[start of Working data]

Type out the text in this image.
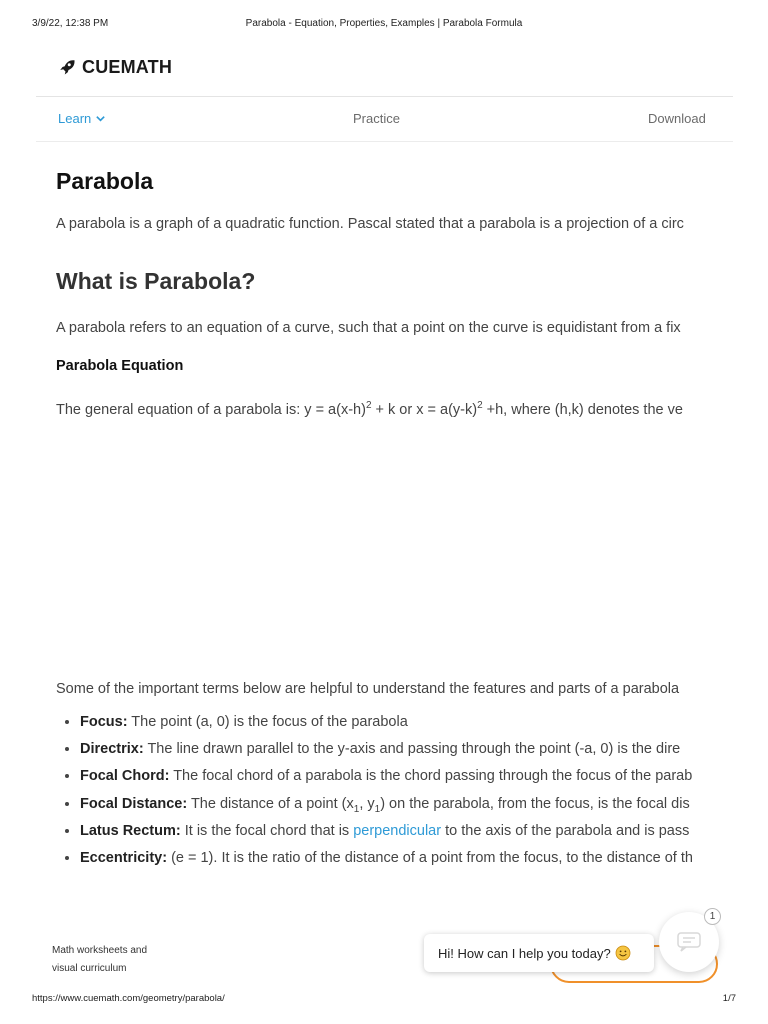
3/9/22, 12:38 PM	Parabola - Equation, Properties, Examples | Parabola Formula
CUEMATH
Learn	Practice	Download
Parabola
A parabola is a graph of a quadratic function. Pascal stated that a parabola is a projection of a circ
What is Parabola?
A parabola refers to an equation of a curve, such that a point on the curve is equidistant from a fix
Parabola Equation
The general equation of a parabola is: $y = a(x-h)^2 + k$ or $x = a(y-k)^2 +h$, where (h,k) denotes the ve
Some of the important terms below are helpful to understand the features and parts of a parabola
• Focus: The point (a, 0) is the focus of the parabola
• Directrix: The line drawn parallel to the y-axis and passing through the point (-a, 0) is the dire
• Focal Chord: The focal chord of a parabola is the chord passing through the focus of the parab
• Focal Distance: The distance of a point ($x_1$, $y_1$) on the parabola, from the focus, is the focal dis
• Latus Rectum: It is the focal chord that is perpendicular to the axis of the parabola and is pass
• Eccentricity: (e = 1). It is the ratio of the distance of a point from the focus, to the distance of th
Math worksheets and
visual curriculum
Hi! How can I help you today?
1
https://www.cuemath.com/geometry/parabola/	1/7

[end of Working data]
[start of Working data]

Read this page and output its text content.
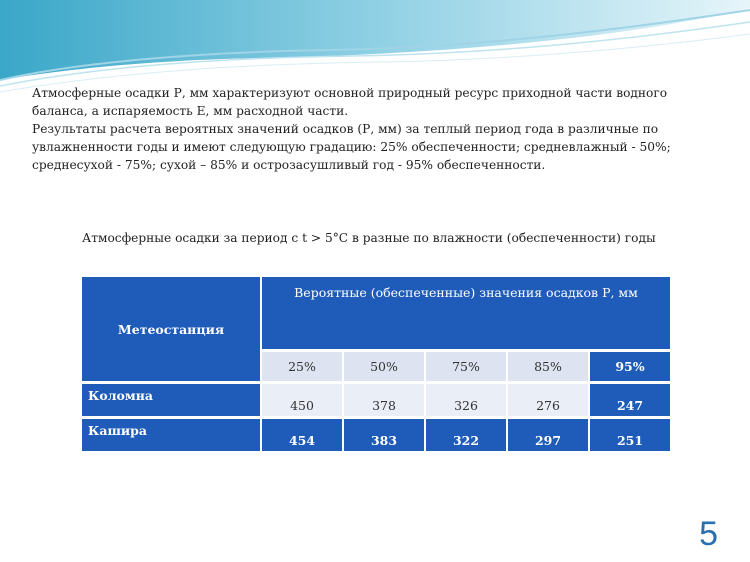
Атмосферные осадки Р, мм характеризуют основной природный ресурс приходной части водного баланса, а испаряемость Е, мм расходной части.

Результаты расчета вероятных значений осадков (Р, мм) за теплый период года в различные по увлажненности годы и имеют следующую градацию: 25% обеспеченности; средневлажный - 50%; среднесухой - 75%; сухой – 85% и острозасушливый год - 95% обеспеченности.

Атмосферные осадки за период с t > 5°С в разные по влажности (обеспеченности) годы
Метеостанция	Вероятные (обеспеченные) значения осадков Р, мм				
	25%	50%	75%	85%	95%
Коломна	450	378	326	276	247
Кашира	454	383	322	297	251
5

[end of Working data]
[start of Working data]

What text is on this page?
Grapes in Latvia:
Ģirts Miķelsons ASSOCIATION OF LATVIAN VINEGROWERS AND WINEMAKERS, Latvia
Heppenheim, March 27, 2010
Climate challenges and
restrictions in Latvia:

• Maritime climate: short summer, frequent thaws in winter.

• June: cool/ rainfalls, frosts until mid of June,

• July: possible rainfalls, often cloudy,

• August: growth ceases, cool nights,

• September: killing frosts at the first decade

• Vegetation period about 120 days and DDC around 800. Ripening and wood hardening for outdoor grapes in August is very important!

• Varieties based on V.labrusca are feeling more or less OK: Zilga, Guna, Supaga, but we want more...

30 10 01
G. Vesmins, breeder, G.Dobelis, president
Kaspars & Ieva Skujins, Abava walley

[end of Working data]

**Short exercise:** Show every line above in which the word "frosts" occurs.

**Final result:**
• June: cool/ rainfalls, frosts until mid of June,
• September: killing frosts at the first decade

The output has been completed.